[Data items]

* start *

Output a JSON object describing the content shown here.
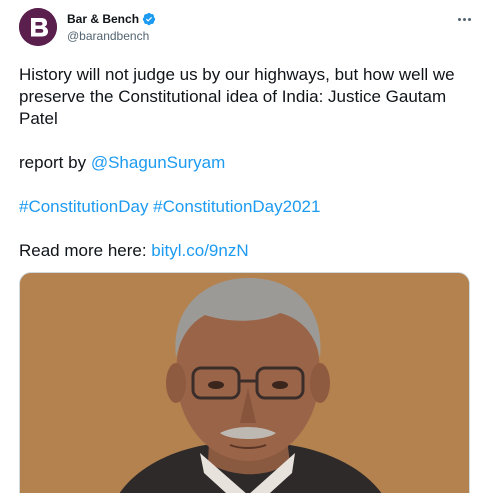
{
  "author": {
    "name": "Bar & Bench",
    "handle": "@barandbench",
    "avatar_letter": "B",
    "verified_icon": "verified-badge-icon",
    "avatar_color": "#5b1f4e",
    "verified_color": "#1d9bf0"
  },
  "menu_icon": "more-options-icon",
  "tweet": {
    "text": "History will not judge us by our highways, but how well we preserve the Constitutional idea of India: Justice Gautam Patel",
    "report_prefix": "report by ",
    "report_mention": "@ShagunSuryam",
    "hashtags": "#ConstitutionDay #ConstitutionDay2021",
    "read_more_prefix": "Read more here: ",
    "read_more_link": "bityl.co/9nzN",
    "link_color": "#1d9bf0"
  },
  "media": {
    "background_color": "#b4824f"
  }
}
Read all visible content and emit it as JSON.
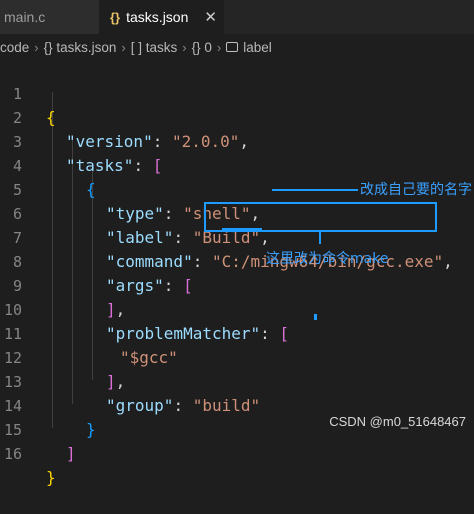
{
  "tabs": [
    {
      "label": "main.c",
      "icon": "c-file-icon"
    },
    {
      "label": "tasks.json",
      "icon": "json-braces-icon",
      "close": "✕"
    }
  ],
  "breadcrumb": {
    "items": [
      "code",
      "{} tasks.json",
      "[ ] tasks",
      "{} 0",
      "label"
    ]
  },
  "lines": [
    {
      "n": "1"
    },
    {
      "n": "2"
    },
    {
      "n": "3"
    },
    {
      "n": "4"
    },
    {
      "n": "5"
    },
    {
      "n": "6"
    },
    {
      "n": "7"
    },
    {
      "n": "8"
    },
    {
      "n": "9"
    },
    {
      "n": "10"
    },
    {
      "n": "11"
    },
    {
      "n": "12"
    },
    {
      "n": "13"
    },
    {
      "n": "14"
    },
    {
      "n": "15"
    },
    {
      "n": "16"
    }
  ],
  "code": {
    "open_brace": "{",
    "version_key": "\"version\"",
    "version_val": "\"2.0.0\"",
    "tasks_key": "\"tasks\"",
    "tasks_open": "[",
    "obj_open": "{",
    "type_key": "\"type\"",
    "type_val": "\"shell\"",
    "label_key": "\"label\"",
    "label_val": "\"Build\"",
    "command_key": "\"command\"",
    "command_val": "\"C:/mingw64/bin/gcc.exe\"",
    "args_key": "\"args\"",
    "args_open": "[",
    "args_close": "]",
    "pm_key": "\"problemMatcher\"",
    "pm_open": "[",
    "pm_val": "\"$gcc\"",
    "pm_close": "]",
    "group_key": "\"group\"",
    "group_val": "\"build\"",
    "obj_close": "}",
    "tasks_close": "]",
    "close_brace": "}"
  },
  "annotations": {
    "label_note": "改成自己要的名字",
    "command_note": "这里改为命令make"
  },
  "watermark": "CSDN @m0_51648467",
  "colors": {
    "annotation": "#3aa0ff",
    "key": "#9cdcfe",
    "string": "#ce9178",
    "brace": "#ffd700",
    "bracket": "#da70d6"
  }
}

* end *

* [Problem to work on]: Nothing in the entries should change as you copy them, except that the pictures are left out.

* [Solved exercise]:
Output a JSON object describing the content shown here.
{
  "author": {
    "name": "Bar & Bench",
    "handle": "@barandbench",
    "avatar_letter": "B",
    "verified_icon": "verified-badge-icon",
    "avatar_color": "#5b1f4e",
    "verified_color": "#1d9bf0"
  },
  "menu_icon": "more-options-icon",
  "tweet": {
    "text": "History will not judge us by our highways, but how well we preserve the Constitutional idea of India: Justice Gautam Patel",
    "report_prefix": "report by ",
    "report_mention": "@ShagunSuryam",
    "hashtags": "#ConstitutionDay #ConstitutionDay2021",
    "read_more_prefix": "Read more here: ",
    "read_more_link": "bityl.co/9nzN",
    "link_color": "#1d9bf0"
  },
  "media": {
    "background_color": "#b4824f"
  }
}
Read all visible content and emit it as JSON.
{
  "tabs": [
    {
      "label": "main.c",
      "icon": "c-file-icon"
    },
    {
      "label": "tasks.json",
      "icon": "json-braces-icon",
      "close": "✕"
    }
  ],
  "breadcrumb": {
    "items": [
      "code",
      "{} tasks.json",
      "[ ] tasks",
      "{} 0",
      "label"
    ]
  },
  "lines": [
    {
      "n": "1"
    },
    {
      "n": "2"
    },
    {
      "n": "3"
    },
    {
      "n": "4"
    },
    {
      "n": "5"
    },
    {
      "n": "6"
    },
    {
      "n": "7"
    },
    {
      "n": "8"
    },
    {
      "n": "9"
    },
    {
      "n": "10"
    },
    {
      "n": "11"
    },
    {
      "n": "12"
    },
    {
      "n": "13"
    },
    {
      "n": "14"
    },
    {
      "n": "15"
    },
    {
      "n": "16"
    }
  ],
  "code": {
    "open_brace": "{",
    "version_key": "\"version\"",
    "version_val": "\"2.0.0\"",
    "tasks_key": "\"tasks\"",
    "tasks_open": "[",
    "obj_open": "{",
    "type_key": "\"type\"",
    "type_val": "\"shell\"",
    "label_key": "\"label\"",
    "label_val": "\"Build\"",
    "command_key": "\"command\"",
    "command_val": "\"C:/mingw64/bin/gcc.exe\"",
    "args_key": "\"args\"",
    "args_open": "[",
    "args_close": "]",
    "pm_key": "\"problemMatcher\"",
    "pm_open": "[",
    "pm_val": "\"$gcc\"",
    "pm_close": "]",
    "group_key": "\"group\"",
    "group_val": "\"build\"",
    "obj_close": "}",
    "tasks_close": "]",
    "close_brace": "}"
  },
  "annotations": {
    "label_note": "改成自己要的名字",
    "command_note": "这里改为命令make"
  },
  "watermark": "CSDN @m0_51648467",
  "colors": {
    "annotation": "#3aa0ff",
    "key": "#9cdcfe",
    "string": "#ce9178",
    "brace": "#ffd700",
    "bracket": "#da70d6"
  }
}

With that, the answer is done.